» Given data
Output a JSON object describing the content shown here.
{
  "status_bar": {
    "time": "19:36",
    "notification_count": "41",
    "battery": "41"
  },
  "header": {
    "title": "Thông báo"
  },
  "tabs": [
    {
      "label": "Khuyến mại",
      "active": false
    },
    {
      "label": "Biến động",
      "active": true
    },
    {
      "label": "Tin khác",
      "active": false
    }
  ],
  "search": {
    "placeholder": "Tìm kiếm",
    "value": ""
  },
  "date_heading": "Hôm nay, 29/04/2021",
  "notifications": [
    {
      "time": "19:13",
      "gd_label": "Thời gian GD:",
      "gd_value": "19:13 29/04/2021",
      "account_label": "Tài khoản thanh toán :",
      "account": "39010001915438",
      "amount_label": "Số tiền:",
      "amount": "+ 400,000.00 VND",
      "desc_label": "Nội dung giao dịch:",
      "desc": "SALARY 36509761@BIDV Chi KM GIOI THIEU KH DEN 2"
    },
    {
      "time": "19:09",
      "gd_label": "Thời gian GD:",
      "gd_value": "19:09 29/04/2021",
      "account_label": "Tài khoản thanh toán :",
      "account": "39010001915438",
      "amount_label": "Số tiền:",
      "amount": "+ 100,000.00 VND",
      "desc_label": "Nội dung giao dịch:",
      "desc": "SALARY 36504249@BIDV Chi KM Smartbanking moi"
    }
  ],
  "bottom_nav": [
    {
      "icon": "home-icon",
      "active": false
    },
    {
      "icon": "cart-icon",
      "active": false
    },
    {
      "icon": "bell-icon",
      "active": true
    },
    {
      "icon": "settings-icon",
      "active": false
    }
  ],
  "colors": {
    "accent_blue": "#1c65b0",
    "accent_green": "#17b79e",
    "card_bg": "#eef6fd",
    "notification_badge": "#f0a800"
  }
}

» Short problem
Transcribe all lines as written.

» Answer in full
Output a JSON object describing the content shown here.
{
  "status_bar": {
    "time": "19:36",
    "notification_count": "41",
    "battery": "41"
  },
  "header": {
    "title": "Thông báo"
  },
  "tabs": [
    {
      "label": "Khuyến mại",
      "active": false
    },
    {
      "label": "Biến động",
      "active": true
    },
    {
      "label": "Tin khác",
      "active": false
    }
  ],
  "search": {
    "placeholder": "Tìm kiếm",
    "value": ""
  },
  "date_heading": "Hôm nay, 29/04/2021",
  "notifications": [
    {
      "time": "19:13",
      "gd_label": "Thời gian GD:",
      "gd_value": "19:13 29/04/2021",
      "account_label": "Tài khoản thanh toán :",
      "account": "39010001915438",
      "amount_label": "Số tiền:",
      "amount": "+ 400,000.00 VND",
      "desc_label": "Nội dung giao dịch:",
      "desc": "SALARY 36509761@BIDV Chi KM GIOI THIEU KH DEN 2"
    },
    {
      "time": "19:09",
      "gd_label": "Thời gian GD:",
      "gd_value": "19:09 29/04/2021",
      "account_label": "Tài khoản thanh toán :",
      "account": "39010001915438",
      "amount_label": "Số tiền:",
      "amount": "+ 100,000.00 VND",
      "desc_label": "Nội dung giao dịch:",
      "desc": "SALARY 36504249@BIDV Chi KM Smartbanking moi"
    }
  ],
  "bottom_nav": [
    {
      "icon": "home-icon",
      "active": false
    },
    {
      "icon": "cart-icon",
      "active": false
    },
    {
      "icon": "bell-icon",
      "active": true
    },
    {
      "icon": "settings-icon",
      "active": false
    }
  ],
  "colors": {
    "accent_blue": "#1c65b0",
    "accent_green": "#17b79e",
    "card_bg": "#eef6fd",
    "notification_badge": "#f0a800"
  }
}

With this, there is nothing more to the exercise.